WHAT THE TASK ASKS>
Print all records exactly, leaving nothing out.

Stored entries>
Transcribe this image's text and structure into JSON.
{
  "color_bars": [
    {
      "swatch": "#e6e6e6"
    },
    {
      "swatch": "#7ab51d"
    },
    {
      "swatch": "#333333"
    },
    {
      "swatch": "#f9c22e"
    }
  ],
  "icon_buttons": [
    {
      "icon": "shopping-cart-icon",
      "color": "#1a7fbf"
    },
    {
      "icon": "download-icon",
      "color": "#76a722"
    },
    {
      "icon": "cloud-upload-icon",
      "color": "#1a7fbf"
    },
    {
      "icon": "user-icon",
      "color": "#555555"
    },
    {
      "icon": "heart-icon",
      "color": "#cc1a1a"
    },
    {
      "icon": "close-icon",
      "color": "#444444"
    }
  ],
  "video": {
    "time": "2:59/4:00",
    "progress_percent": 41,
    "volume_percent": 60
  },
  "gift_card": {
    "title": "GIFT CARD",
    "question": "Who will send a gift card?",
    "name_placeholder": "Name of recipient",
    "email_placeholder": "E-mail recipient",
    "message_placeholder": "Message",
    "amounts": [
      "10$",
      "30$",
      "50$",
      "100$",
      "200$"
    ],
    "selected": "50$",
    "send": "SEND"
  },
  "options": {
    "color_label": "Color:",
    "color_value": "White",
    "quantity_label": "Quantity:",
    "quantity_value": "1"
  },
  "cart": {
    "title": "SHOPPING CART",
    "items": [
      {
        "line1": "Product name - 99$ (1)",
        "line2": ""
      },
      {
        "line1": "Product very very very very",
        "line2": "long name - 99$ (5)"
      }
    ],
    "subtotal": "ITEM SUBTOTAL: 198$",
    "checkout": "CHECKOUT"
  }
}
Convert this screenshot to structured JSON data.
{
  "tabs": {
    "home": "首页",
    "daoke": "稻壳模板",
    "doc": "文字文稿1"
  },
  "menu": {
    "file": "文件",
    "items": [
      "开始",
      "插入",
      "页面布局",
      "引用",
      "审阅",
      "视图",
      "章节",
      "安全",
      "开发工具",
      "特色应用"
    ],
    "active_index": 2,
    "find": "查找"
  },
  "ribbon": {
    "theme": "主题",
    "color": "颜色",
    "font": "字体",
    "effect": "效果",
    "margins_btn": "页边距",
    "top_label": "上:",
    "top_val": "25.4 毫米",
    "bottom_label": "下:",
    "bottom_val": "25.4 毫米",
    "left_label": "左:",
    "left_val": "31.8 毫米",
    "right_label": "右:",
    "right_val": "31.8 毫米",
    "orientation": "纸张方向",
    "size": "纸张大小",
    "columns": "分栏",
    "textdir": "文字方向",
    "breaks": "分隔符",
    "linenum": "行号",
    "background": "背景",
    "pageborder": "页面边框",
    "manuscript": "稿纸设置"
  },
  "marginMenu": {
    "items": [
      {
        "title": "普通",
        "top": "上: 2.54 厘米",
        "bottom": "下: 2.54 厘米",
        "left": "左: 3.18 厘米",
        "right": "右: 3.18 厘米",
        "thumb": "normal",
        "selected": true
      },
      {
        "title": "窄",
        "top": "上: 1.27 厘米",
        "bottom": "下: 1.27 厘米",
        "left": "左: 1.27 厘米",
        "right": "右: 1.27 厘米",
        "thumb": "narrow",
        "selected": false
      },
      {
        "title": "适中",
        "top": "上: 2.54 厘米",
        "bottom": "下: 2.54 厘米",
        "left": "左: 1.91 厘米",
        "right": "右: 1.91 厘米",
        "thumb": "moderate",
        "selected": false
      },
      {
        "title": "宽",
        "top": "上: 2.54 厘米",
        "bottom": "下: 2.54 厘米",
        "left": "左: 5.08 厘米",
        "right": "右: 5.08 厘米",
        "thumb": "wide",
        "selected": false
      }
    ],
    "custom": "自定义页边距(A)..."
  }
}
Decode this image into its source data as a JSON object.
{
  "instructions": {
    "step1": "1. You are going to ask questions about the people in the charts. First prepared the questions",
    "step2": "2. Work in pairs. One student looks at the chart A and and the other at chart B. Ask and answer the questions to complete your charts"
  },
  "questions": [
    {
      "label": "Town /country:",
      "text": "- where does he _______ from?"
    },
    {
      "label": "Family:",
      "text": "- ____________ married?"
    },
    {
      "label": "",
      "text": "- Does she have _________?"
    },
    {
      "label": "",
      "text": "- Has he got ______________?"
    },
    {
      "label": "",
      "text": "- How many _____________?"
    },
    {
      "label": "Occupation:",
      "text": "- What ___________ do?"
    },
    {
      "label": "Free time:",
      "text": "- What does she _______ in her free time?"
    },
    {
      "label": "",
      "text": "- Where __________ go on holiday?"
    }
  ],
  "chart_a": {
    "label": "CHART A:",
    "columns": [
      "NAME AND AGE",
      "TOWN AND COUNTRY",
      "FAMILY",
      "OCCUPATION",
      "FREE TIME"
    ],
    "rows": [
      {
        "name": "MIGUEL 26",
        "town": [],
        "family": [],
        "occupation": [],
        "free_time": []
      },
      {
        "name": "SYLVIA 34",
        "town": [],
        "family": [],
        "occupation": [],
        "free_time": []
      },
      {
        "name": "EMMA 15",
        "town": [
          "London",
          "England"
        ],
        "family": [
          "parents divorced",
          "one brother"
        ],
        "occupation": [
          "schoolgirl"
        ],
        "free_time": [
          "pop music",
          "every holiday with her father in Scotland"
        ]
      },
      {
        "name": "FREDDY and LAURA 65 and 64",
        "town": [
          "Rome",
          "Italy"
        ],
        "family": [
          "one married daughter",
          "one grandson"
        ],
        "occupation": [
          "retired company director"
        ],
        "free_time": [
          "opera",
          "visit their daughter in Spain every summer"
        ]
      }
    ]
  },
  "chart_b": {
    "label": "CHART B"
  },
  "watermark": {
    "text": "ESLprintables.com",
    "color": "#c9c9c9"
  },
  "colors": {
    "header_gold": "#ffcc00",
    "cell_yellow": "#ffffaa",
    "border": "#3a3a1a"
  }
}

RESPONSE TO THIS EXERCISE>
Transcribe this image's text and structure into JSON.
{
  "color_bars": [
    {
      "swatch": "#e6e6e6"
    },
    {
      "swatch": "#7ab51d"
    },
    {
      "swatch": "#333333"
    },
    {
      "swatch": "#f9c22e"
    }
  ],
  "icon_buttons": [
    {
      "icon": "shopping-cart-icon",
      "color": "#1a7fbf"
    },
    {
      "icon": "download-icon",
      "color": "#76a722"
    },
    {
      "icon": "cloud-upload-icon",
      "color": "#1a7fbf"
    },
    {
      "icon": "user-icon",
      "color": "#555555"
    },
    {
      "icon": "heart-icon",
      "color": "#cc1a1a"
    },
    {
      "icon": "close-icon",
      "color": "#444444"
    }
  ],
  "video": {
    "time": "2:59/4:00",
    "progress_percent": 41,
    "volume_percent": 60
  },
  "gift_card": {
    "title": "GIFT CARD",
    "question": "Who will send a gift card?",
    "name_placeholder": "Name of recipient",
    "email_placeholder": "E-mail recipient",
    "message_placeholder": "Message",
    "amounts": [
      "10$",
      "30$",
      "50$",
      "100$",
      "200$"
    ],
    "selected": "50$",
    "send": "SEND"
  },
  "options": {
    "color_label": "Color:",
    "color_value": "White",
    "quantity_label": "Quantity:",
    "quantity_value": "1"
  },
  "cart": {
    "title": "SHOPPING CART",
    "items": [
      {
        "line1": "Product name - 99$ (1)",
        "line2": ""
      },
      {
        "line1": "Product very very very very",
        "line2": "long name - 99$ (5)"
      }
    ],
    "subtotal": "ITEM SUBTOTAL: 198$",
    "checkout": "CHECKOUT"
  }
}
Convert this screenshot to structured JSON data.
{
  "tabs": {
    "home": "首页",
    "daoke": "稻壳模板",
    "doc": "文字文稿1"
  },
  "menu": {
    "file": "文件",
    "items": [
      "开始",
      "插入",
      "页面布局",
      "引用",
      "审阅",
      "视图",
      "章节",
      "安全",
      "开发工具",
      "特色应用"
    ],
    "active_index": 2,
    "find": "查找"
  },
  "ribbon": {
    "theme": "主题",
    "color": "颜色",
    "font": "字体",
    "effect": "效果",
    "margins_btn": "页边距",
    "top_label": "上:",
    "top_val": "25.4 毫米",
    "bottom_label": "下:",
    "bottom_val": "25.4 毫米",
    "left_label": "左:",
    "left_val": "31.8 毫米",
    "right_label": "右:",
    "right_val": "31.8 毫米",
    "orientation": "纸张方向",
    "size": "纸张大小",
    "columns": "分栏",
    "textdir": "文字方向",
    "breaks": "分隔符",
    "linenum": "行号",
    "background": "背景",
    "pageborder": "页面边框",
    "manuscript": "稿纸设置"
  },
  "marginMenu": {
    "items": [
      {
        "title": "普通",
        "top": "上: 2.54 厘米",
        "bottom": "下: 2.54 厘米",
        "left": "左: 3.18 厘米",
        "right": "右: 3.18 厘米",
        "thumb": "normal",
        "selected": true
      },
      {
        "title": "窄",
        "top": "上: 1.27 厘米",
        "bottom": "下: 1.27 厘米",
        "left": "左: 1.27 厘米",
        "right": "右: 1.27 厘米",
        "thumb": "narrow",
        "selected": false
      },
      {
        "title": "适中",
        "top": "上: 2.54 厘米",
        "bottom": "下: 2.54 厘米",
        "left": "左: 1.91 厘米",
        "right": "右: 1.91 厘米",
        "thumb": "moderate",
        "selected": false
      },
      {
        "title": "宽",
        "top": "上: 2.54 厘米",
        "bottom": "下: 2.54 厘米",
        "left": "左: 5.08 厘米",
        "right": "右: 5.08 厘米",
        "thumb": "wide",
        "selected": false
      }
    ],
    "custom": "自定义页边距(A)..."
  }
}
Decode this image into its source data as a JSON object.
{
  "instructions": {
    "step1": "1. You are going to ask questions about the people in the charts. First prepared the questions",
    "step2": "2. Work in pairs. One student looks at the chart A and and the other at chart B. Ask and answer the questions to complete your charts"
  },
  "questions": [
    {
      "label": "Town /country:",
      "text": "- where does he _______ from?"
    },
    {
      "label": "Family:",
      "text": "- ____________ married?"
    },
    {
      "label": "",
      "text": "- Does she have _________?"
    },
    {
      "label": "",
      "text": "- Has he got ______________?"
    },
    {
      "label": "",
      "text": "- How many _____________?"
    },
    {
      "label": "Occupation:",
      "text": "- What ___________ do?"
    },
    {
      "label": "Free time:",
      "text": "- What does she _______ in her free time?"
    },
    {
      "label": "",
      "text": "- Where __________ go on holiday?"
    }
  ],
  "chart_a": {
    "label": "CHART A:",
    "columns": [
      "NAME AND AGE",
      "TOWN AND COUNTRY",
      "FAMILY",
      "OCCUPATION",
      "FREE TIME"
    ],
    "rows": [
      {
        "name": "MIGUEL 26",
        "town": [],
        "family": [],
        "occupation": [],
        "free_time": []
      },
      {
        "name": "SYLVIA 34",
        "town": [],
        "family": [],
        "occupation": [],
        "free_time": []
      },
      {
        "name": "EMMA 15",
        "town": [
          "London",
          "England"
        ],
        "family": [
          "parents divorced",
          "one brother"
        ],
        "occupation": [
          "schoolgirl"
        ],
        "free_time": [
          "pop music",
          "every holiday with her father in Scotland"
        ]
      },
      {
        "name": "FREDDY and LAURA 65 and 64",
        "town": [
          "Rome",
          "Italy"
        ],
        "family": [
          "one married daughter",
          "one grandson"
        ],
        "occupation": [
          "retired company director"
        ],
        "free_time": [
          "opera",
          "visit their daughter in Spain every summer"
        ]
      }
    ]
  },
  "chart_b": {
    "label": "CHART B"
  },
  "watermark": {
    "text": "ESLprintables.com",
    "color": "#c9c9c9"
  },
  "colors": {
    "header_gold": "#ffcc00",
    "cell_yellow": "#ffffaa",
    "border": "#3a3a1a"
  }
}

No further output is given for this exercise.